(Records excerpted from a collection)
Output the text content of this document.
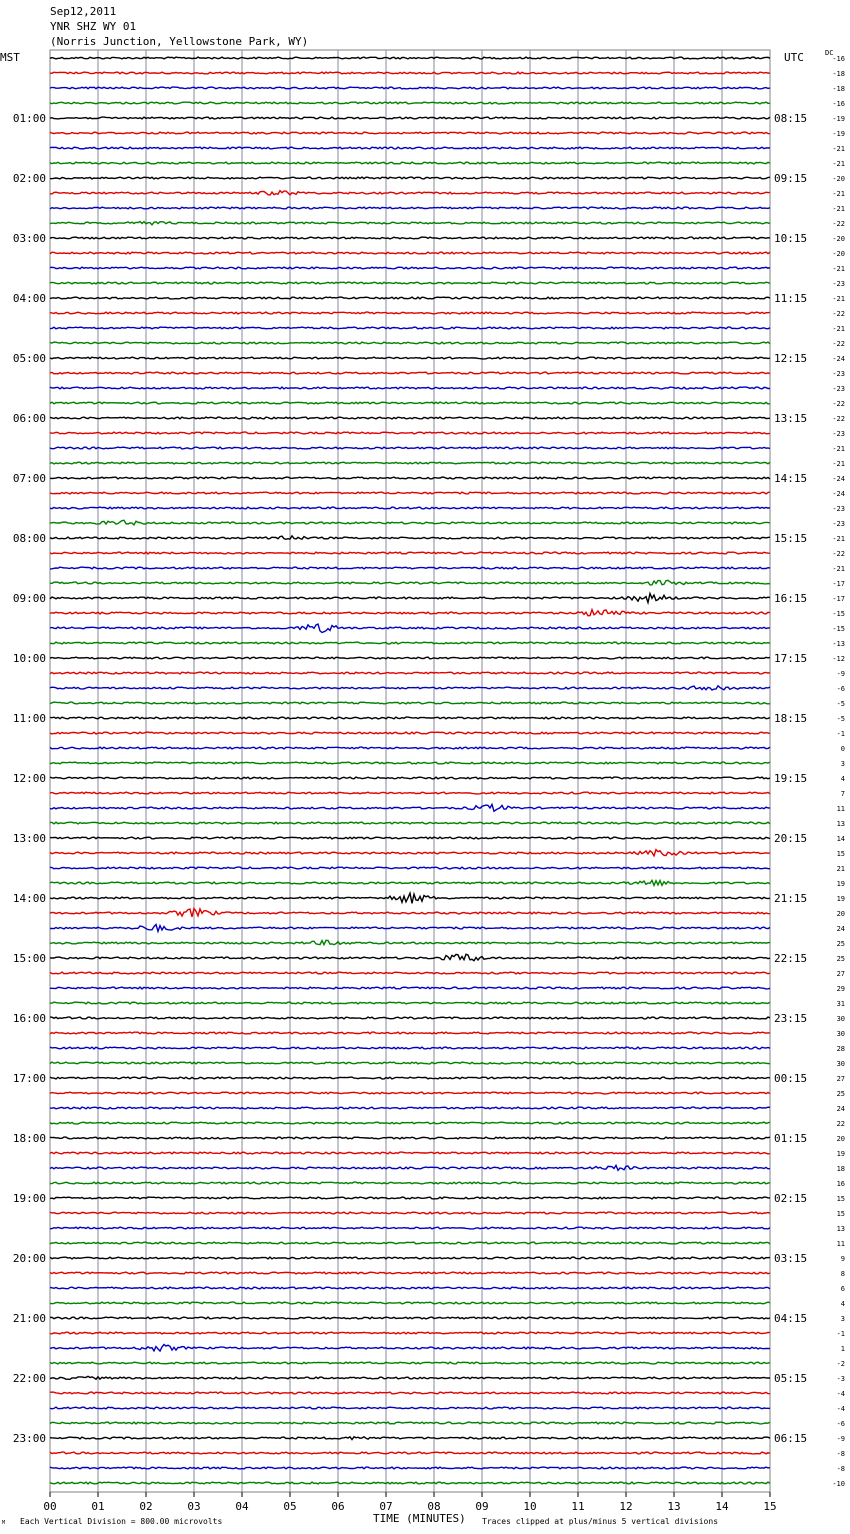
Sep12,2011
YNR SHZ WY 01
(Norris Junction, Yellowstone Park, WY)
MST	UTC	DC
01:00
02:00
03:00
04:00
05:00
06:00
07:00
08:00
09:00
10:00
11:00
12:00
13:00
14:00
15:00
16:00
17:00
18:00
19:00
20:00
21:00
22:00
23:00
08:15
09:15
10:15
11:15
12:15
13:15
14:15
15:15
16:15
17:15
18:15
19:15
20:15
21:15
22:15
23:15
00:15
01:15
02:15
03:15
04:15
05:15
06:15
-16
-18
-18
-16
-19
-19
-21
-21
-20
-21
-21
-22
-20
-20
-21
-23
-21
-22
-21
-22
-24
-23
-23
-22
-22
-23
-21
-21
-24
-24
-23
-23
-21
-22
-21
-17
-17
-15
-15
-13
-12
-9
-6
-5
-5
-1
0
3
4
7
11
13
14
15
21
19
19
20
24
25
25
27
29
31
30
30
28
30
27
25
24
22
20
19
18
16
15
15
13
11
9
8
6
4
3
-1
1
-2
-3
-4
-4
-6
-9
-8
-8
-10
00	01	02	03	04	05	06	07	08	09	10	11	12	13	14	15
M Each Vertical Division = 800.00 microvolts	TIME (MINUTES) Traces clipped at plus/minus 5 vertical divisions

_TASK TO CARRY OUT:_ Without the pictures, transcribe the listing above exactly.

_FINISHED TASK:_
Output the text content of this document.
Sep12,2011
YNR SHZ WY 01
(Norris Junction, Yellowstone Park, WY)
MST	UTC	DC
01:00
02:00
03:00
04:00
05:00
06:00
07:00
08:00
09:00
10:00
11:00
12:00
13:00
14:00
15:00
16:00
17:00
18:00
19:00
20:00
21:00
22:00
23:00
08:15
09:15
10:15
11:15
12:15
13:15
14:15
15:15
16:15
17:15
18:15
19:15
20:15
21:15
22:15
23:15
00:15
01:15
02:15
03:15
04:15
05:15
06:15
-16
-18
-18
-16
-19
-19
-21
-21
-20
-21
-21
-22
-20
-20
-21
-23
-21
-22
-21
-22
-24
-23
-23
-22
-22
-23
-21
-21
-24
-24
-23
-23
-21
-22
-21
-17
-17
-15
-15
-13
-12
-9
-6
-5
-5
-1
0
3
4
7
11
13
14
15
21
19
19
20
24
25
25
27
29
31
30
30
28
30
27
25
24
22
20
19
18
16
15
15
13
11
9
8
6
4
3
-1
1
-2
-3
-4
-4
-6
-9
-8
-8
-10
00	01	02	03	04	05	06	07	08	09	10	11	12	13	14	15
M Each Vertical Division = 800.00 microvolts	TIME (MINUTES) Traces clipped at plus/minus 5 vertical divisions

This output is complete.